* Listed records *
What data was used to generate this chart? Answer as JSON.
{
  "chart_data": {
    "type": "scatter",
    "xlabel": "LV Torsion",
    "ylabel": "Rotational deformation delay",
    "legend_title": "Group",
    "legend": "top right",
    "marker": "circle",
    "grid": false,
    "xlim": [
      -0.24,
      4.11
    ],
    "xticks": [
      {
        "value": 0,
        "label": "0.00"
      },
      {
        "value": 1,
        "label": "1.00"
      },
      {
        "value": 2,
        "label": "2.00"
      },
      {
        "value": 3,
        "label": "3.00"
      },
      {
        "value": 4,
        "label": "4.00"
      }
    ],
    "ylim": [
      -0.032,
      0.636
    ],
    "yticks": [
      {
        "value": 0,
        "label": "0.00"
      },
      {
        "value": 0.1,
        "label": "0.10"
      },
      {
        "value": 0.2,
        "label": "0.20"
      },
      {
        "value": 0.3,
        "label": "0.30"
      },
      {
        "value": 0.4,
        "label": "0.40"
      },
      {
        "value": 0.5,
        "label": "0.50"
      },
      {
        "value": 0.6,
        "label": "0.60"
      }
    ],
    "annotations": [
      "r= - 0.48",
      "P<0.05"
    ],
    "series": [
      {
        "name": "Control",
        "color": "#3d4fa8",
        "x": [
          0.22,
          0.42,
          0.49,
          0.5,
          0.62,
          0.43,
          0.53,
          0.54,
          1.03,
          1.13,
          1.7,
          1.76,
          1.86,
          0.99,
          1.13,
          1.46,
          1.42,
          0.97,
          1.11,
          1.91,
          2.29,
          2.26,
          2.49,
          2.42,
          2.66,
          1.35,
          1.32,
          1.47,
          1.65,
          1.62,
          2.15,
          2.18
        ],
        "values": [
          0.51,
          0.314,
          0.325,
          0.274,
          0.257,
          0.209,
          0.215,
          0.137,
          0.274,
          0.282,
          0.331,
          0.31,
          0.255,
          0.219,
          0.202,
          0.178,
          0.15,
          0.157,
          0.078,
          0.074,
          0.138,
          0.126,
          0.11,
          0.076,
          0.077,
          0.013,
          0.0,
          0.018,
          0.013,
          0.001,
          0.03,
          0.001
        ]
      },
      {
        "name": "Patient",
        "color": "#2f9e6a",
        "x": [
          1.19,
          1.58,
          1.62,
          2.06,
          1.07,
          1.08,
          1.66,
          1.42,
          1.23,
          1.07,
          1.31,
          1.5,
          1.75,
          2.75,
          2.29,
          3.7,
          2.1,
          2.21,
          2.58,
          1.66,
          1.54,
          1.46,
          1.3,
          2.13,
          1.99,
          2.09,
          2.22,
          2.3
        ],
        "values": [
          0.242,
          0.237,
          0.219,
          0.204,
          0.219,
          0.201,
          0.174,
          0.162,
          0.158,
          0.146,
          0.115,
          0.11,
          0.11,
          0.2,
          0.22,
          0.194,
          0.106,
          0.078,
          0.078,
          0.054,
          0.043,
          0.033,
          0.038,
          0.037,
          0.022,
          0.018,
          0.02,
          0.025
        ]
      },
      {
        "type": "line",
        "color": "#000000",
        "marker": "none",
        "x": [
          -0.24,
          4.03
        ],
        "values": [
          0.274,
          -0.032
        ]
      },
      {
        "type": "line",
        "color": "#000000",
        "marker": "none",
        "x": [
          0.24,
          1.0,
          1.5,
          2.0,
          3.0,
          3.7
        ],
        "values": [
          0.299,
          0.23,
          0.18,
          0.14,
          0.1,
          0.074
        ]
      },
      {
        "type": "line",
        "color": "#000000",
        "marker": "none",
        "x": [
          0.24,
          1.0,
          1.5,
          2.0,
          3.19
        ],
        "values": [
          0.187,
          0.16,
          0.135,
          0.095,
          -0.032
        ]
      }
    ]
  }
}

* Task to carry out *
Type the material above out again, exactly.

* Solution to this exercise *
What data was used to generate this chart? Answer as JSON.
{
  "chart_data": {
    "type": "scatter",
    "xlabel": "LV Torsion",
    "ylabel": "Rotational deformation delay",
    "legend_title": "Group",
    "legend": "top right",
    "marker": "circle",
    "grid": false,
    "xlim": [
      -0.24,
      4.11
    ],
    "xticks": [
      {
        "value": 0,
        "label": "0.00"
      },
      {
        "value": 1,
        "label": "1.00"
      },
      {
        "value": 2,
        "label": "2.00"
      },
      {
        "value": 3,
        "label": "3.00"
      },
      {
        "value": 4,
        "label": "4.00"
      }
    ],
    "ylim": [
      -0.032,
      0.636
    ],
    "yticks": [
      {
        "value": 0,
        "label": "0.00"
      },
      {
        "value": 0.1,
        "label": "0.10"
      },
      {
        "value": 0.2,
        "label": "0.20"
      },
      {
        "value": 0.3,
        "label": "0.30"
      },
      {
        "value": 0.4,
        "label": "0.40"
      },
      {
        "value": 0.5,
        "label": "0.50"
      },
      {
        "value": 0.6,
        "label": "0.60"
      }
    ],
    "annotations": [
      "r= - 0.48",
      "P<0.05"
    ],
    "series": [
      {
        "name": "Control",
        "color": "#3d4fa8",
        "x": [
          0.22,
          0.42,
          0.49,
          0.5,
          0.62,
          0.43,
          0.53,
          0.54,
          1.03,
          1.13,
          1.7,
          1.76,
          1.86,
          0.99,
          1.13,
          1.46,
          1.42,
          0.97,
          1.11,
          1.91,
          2.29,
          2.26,
          2.49,
          2.42,
          2.66,
          1.35,
          1.32,
          1.47,
          1.65,
          1.62,
          2.15,
          2.18
        ],
        "values": [
          0.51,
          0.314,
          0.325,
          0.274,
          0.257,
          0.209,
          0.215,
          0.137,
          0.274,
          0.282,
          0.331,
          0.31,
          0.255,
          0.219,
          0.202,
          0.178,
          0.15,
          0.157,
          0.078,
          0.074,
          0.138,
          0.126,
          0.11,
          0.076,
          0.077,
          0.013,
          0.0,
          0.018,
          0.013,
          0.001,
          0.03,
          0.001
        ]
      },
      {
        "name": "Patient",
        "color": "#2f9e6a",
        "x": [
          1.19,
          1.58,
          1.62,
          2.06,
          1.07,
          1.08,
          1.66,
          1.42,
          1.23,
          1.07,
          1.31,
          1.5,
          1.75,
          2.75,
          2.29,
          3.7,
          2.1,
          2.21,
          2.58,
          1.66,
          1.54,
          1.46,
          1.3,
          2.13,
          1.99,
          2.09,
          2.22,
          2.3
        ],
        "values": [
          0.242,
          0.237,
          0.219,
          0.204,
          0.219,
          0.201,
          0.174,
          0.162,
          0.158,
          0.146,
          0.115,
          0.11,
          0.11,
          0.2,
          0.22,
          0.194,
          0.106,
          0.078,
          0.078,
          0.054,
          0.043,
          0.033,
          0.038,
          0.037,
          0.022,
          0.018,
          0.02,
          0.025
        ]
      },
      {
        "type": "line",
        "color": "#000000",
        "marker": "none",
        "x": [
          -0.24,
          4.03
        ],
        "values": [
          0.274,
          -0.032
        ]
      },
      {
        "type": "line",
        "color": "#000000",
        "marker": "none",
        "x": [
          0.24,
          1.0,
          1.5,
          2.0,
          3.0,
          3.7
        ],
        "values": [
          0.299,
          0.23,
          0.18,
          0.14,
          0.1,
          0.074
        ]
      },
      {
        "type": "line",
        "color": "#000000",
        "marker": "none",
        "x": [
          0.24,
          1.0,
          1.5,
          2.0,
          3.19
        ],
        "values": [
          0.187,
          0.16,
          0.135,
          0.095,
          -0.032
        ]
      }
    ]
  }
}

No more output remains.